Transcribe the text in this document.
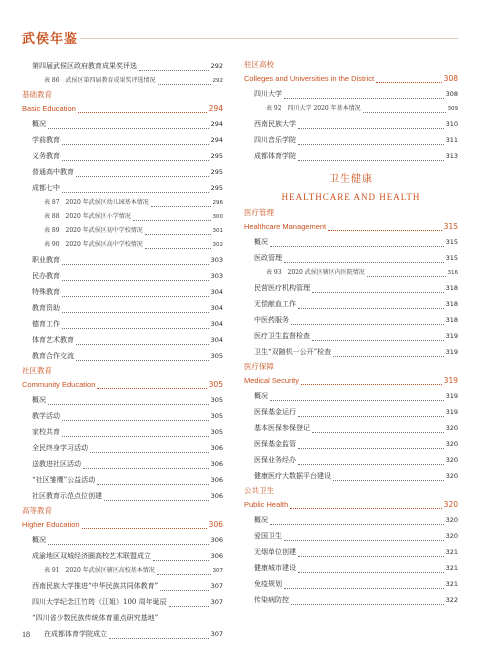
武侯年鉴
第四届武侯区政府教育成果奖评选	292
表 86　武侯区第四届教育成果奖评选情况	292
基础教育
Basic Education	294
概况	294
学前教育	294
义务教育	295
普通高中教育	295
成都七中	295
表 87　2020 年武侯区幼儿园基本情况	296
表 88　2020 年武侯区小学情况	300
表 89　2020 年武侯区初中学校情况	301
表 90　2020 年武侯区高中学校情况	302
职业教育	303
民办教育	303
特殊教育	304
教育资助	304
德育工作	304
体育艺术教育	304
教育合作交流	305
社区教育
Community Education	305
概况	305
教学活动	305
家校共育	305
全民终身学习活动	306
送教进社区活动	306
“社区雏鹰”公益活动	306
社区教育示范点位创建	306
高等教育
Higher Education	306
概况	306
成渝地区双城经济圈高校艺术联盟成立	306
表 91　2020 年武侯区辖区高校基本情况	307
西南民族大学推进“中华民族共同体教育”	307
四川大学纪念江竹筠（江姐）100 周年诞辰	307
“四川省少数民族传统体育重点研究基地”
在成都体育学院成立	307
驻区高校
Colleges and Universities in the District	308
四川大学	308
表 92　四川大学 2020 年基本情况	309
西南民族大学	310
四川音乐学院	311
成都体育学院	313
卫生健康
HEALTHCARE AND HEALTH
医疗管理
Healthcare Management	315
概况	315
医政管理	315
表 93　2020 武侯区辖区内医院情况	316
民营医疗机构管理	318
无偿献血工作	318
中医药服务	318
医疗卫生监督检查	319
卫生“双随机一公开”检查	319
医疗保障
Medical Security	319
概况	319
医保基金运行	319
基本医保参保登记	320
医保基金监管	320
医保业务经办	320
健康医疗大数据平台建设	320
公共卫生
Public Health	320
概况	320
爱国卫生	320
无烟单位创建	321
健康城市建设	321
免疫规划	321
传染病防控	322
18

◆ ◆ ◆

Copy the material above in full and exactly, skipping pictures.

## WRITTEN SOLUTION
Transcribe the text in this document.
武侯年鉴
第四届武侯区政府教育成果奖评选	292
表 86　武侯区第四届教育成果奖评选情况	292
基础教育
Basic Education	294
概况	294
学前教育	294
义务教育	295
普通高中教育	295
成都七中	295
表 87　2020 年武侯区幼儿园基本情况	296
表 88　2020 年武侯区小学情况	300
表 89　2020 年武侯区初中学校情况	301
表 90　2020 年武侯区高中学校情况	302
职业教育	303
民办教育	303
特殊教育	304
教育资助	304
德育工作	304
体育艺术教育	304
教育合作交流	305
社区教育
Community Education	305
概况	305
教学活动	305
家校共育	305
全民终身学习活动	306
送教进社区活动	306
“社区雏鹰”公益活动	306
社区教育示范点位创建	306
高等教育
Higher Education	306
概况	306
成渝地区双城经济圈高校艺术联盟成立	306
表 91　2020 年武侯区辖区高校基本情况	307
西南民族大学推进“中华民族共同体教育”	307
四川大学纪念江竹筠（江姐）100 周年诞辰	307
“四川省少数民族传统体育重点研究基地”
在成都体育学院成立	307
驻区高校
Colleges and Universities in the District	308
四川大学	308
表 92　四川大学 2020 年基本情况	309
西南民族大学	310
四川音乐学院	311
成都体育学院	313
卫生健康
HEALTHCARE AND HEALTH
医疗管理
Healthcare Management	315
概况	315
医政管理	315
表 93　2020 武侯区辖区内医院情况	316
民营医疗机构管理	318
无偿献血工作	318
中医药服务	318
医疗卫生监督检查	319
卫生“双随机一公开”检查	319
医疗保障
Medical Security	319
概况	319
医保基金运行	319
基本医保参保登记	320
医保基金监管	320
医保业务经办	320
健康医疗大数据平台建设	320
公共卫生
Public Health	320
概况	320
爱国卫生	320
无烟单位创建	321
健康城市建设	321
免疫规划	321
传染病防控	322
18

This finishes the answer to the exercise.